[Data provided]
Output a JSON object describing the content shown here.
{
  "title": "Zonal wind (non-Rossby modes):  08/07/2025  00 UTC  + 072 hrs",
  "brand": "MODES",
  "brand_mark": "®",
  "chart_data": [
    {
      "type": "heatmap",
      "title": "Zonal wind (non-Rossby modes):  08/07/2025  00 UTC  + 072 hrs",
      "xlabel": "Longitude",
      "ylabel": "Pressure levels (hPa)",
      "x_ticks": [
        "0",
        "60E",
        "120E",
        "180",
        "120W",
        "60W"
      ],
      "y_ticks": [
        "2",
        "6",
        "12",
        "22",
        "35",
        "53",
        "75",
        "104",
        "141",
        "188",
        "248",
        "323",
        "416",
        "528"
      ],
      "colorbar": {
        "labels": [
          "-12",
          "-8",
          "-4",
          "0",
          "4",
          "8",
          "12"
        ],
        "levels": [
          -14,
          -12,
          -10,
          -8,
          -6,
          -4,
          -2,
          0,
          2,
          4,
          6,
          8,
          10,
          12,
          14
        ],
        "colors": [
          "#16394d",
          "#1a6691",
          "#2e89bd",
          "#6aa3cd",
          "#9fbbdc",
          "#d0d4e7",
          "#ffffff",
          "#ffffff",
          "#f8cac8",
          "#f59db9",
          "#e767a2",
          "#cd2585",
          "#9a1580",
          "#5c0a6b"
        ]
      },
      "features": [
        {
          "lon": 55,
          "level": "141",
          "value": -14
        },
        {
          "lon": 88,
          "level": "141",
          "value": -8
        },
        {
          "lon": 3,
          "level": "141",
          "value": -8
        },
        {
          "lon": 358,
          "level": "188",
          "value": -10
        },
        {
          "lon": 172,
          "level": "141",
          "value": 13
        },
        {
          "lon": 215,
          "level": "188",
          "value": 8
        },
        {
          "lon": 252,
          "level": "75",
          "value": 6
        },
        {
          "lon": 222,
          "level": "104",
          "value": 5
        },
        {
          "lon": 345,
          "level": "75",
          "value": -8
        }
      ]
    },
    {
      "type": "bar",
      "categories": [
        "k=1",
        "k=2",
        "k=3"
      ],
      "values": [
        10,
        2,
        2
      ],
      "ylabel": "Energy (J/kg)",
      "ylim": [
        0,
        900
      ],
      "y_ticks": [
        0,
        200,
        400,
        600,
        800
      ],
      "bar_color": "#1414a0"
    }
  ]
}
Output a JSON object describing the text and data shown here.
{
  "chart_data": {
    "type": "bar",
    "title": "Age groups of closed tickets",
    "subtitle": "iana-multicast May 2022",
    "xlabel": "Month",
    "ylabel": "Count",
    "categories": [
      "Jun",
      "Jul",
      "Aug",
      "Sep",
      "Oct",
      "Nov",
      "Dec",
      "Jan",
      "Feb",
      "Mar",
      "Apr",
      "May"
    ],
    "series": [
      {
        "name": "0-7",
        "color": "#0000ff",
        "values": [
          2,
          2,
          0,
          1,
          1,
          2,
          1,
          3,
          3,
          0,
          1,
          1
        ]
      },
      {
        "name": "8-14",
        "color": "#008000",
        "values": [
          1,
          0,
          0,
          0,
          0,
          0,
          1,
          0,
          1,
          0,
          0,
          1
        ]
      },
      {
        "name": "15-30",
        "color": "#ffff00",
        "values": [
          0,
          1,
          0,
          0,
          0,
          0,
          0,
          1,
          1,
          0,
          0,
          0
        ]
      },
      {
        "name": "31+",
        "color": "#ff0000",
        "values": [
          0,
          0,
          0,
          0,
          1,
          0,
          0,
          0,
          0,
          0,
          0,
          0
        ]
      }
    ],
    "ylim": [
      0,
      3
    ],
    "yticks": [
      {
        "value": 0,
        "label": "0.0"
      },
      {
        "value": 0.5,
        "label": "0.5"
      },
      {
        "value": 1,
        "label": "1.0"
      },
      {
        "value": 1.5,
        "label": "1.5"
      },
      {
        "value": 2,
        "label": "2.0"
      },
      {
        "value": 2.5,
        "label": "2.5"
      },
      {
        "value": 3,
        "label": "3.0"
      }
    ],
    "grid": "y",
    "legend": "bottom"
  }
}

[Problem description] Exactly reproduce every line of the records.

[Result]
Output a JSON object describing the content shown here.
{
  "title": "Zonal wind (non-Rossby modes):  08/07/2025  00 UTC  + 072 hrs",
  "brand": "MODES",
  "brand_mark": "®",
  "chart_data": [
    {
      "type": "heatmap",
      "title": "Zonal wind (non-Rossby modes):  08/07/2025  00 UTC  + 072 hrs",
      "xlabel": "Longitude",
      "ylabel": "Pressure levels (hPa)",
      "x_ticks": [
        "0",
        "60E",
        "120E",
        "180",
        "120W",
        "60W"
      ],
      "y_ticks": [
        "2",
        "6",
        "12",
        "22",
        "35",
        "53",
        "75",
        "104",
        "141",
        "188",
        "248",
        "323",
        "416",
        "528"
      ],
      "colorbar": {
        "labels": [
          "-12",
          "-8",
          "-4",
          "0",
          "4",
          "8",
          "12"
        ],
        "levels": [
          -14,
          -12,
          -10,
          -8,
          -6,
          -4,
          -2,
          0,
          2,
          4,
          6,
          8,
          10,
          12,
          14
        ],
        "colors": [
          "#16394d",
          "#1a6691",
          "#2e89bd",
          "#6aa3cd",
          "#9fbbdc",
          "#d0d4e7",
          "#ffffff",
          "#ffffff",
          "#f8cac8",
          "#f59db9",
          "#e767a2",
          "#cd2585",
          "#9a1580",
          "#5c0a6b"
        ]
      },
      "features": [
        {
          "lon": 55,
          "level": "141",
          "value": -14
        },
        {
          "lon": 88,
          "level": "141",
          "value": -8
        },
        {
          "lon": 3,
          "level": "141",
          "value": -8
        },
        {
          "lon": 358,
          "level": "188",
          "value": -10
        },
        {
          "lon": 172,
          "level": "141",
          "value": 13
        },
        {
          "lon": 215,
          "level": "188",
          "value": 8
        },
        {
          "lon": 252,
          "level": "75",
          "value": 6
        },
        {
          "lon": 222,
          "level": "104",
          "value": 5
        },
        {
          "lon": 345,
          "level": "75",
          "value": -8
        }
      ]
    },
    {
      "type": "bar",
      "categories": [
        "k=1",
        "k=2",
        "k=3"
      ],
      "values": [
        10,
        2,
        2
      ],
      "ylabel": "Energy (J/kg)",
      "ylim": [
        0,
        900
      ],
      "y_ticks": [
        0,
        200,
        400,
        600,
        800
      ],
      "bar_color": "#1414a0"
    }
  ]
}
Output a JSON object describing the text and data shown here.
{
  "chart_data": {
    "type": "bar",
    "title": "Age groups of closed tickets",
    "subtitle": "iana-multicast May 2022",
    "xlabel": "Month",
    "ylabel": "Count",
    "categories": [
      "Jun",
      "Jul",
      "Aug",
      "Sep",
      "Oct",
      "Nov",
      "Dec",
      "Jan",
      "Feb",
      "Mar",
      "Apr",
      "May"
    ],
    "series": [
      {
        "name": "0-7",
        "color": "#0000ff",
        "values": [
          2,
          2,
          0,
          1,
          1,
          2,
          1,
          3,
          3,
          0,
          1,
          1
        ]
      },
      {
        "name": "8-14",
        "color": "#008000",
        "values": [
          1,
          0,
          0,
          0,
          0,
          0,
          1,
          0,
          1,
          0,
          0,
          1
        ]
      },
      {
        "name": "15-30",
        "color": "#ffff00",
        "values": [
          0,
          1,
          0,
          0,
          0,
          0,
          0,
          1,
          1,
          0,
          0,
          0
        ]
      },
      {
        "name": "31+",
        "color": "#ff0000",
        "values": [
          0,
          0,
          0,
          0,
          1,
          0,
          0,
          0,
          0,
          0,
          0,
          0
        ]
      }
    ],
    "ylim": [
      0,
      3
    ],
    "yticks": [
      {
        "value": 0,
        "label": "0.0"
      },
      {
        "value": 0.5,
        "label": "0.5"
      },
      {
        "value": 1,
        "label": "1.0"
      },
      {
        "value": 1.5,
        "label": "1.5"
      },
      {
        "value": 2,
        "label": "2.0"
      },
      {
        "value": 2.5,
        "label": "2.5"
      },
      {
        "value": 3,
        "label": "3.0"
      }
    ],
    "grid": "y",
    "legend": "bottom"
  }
}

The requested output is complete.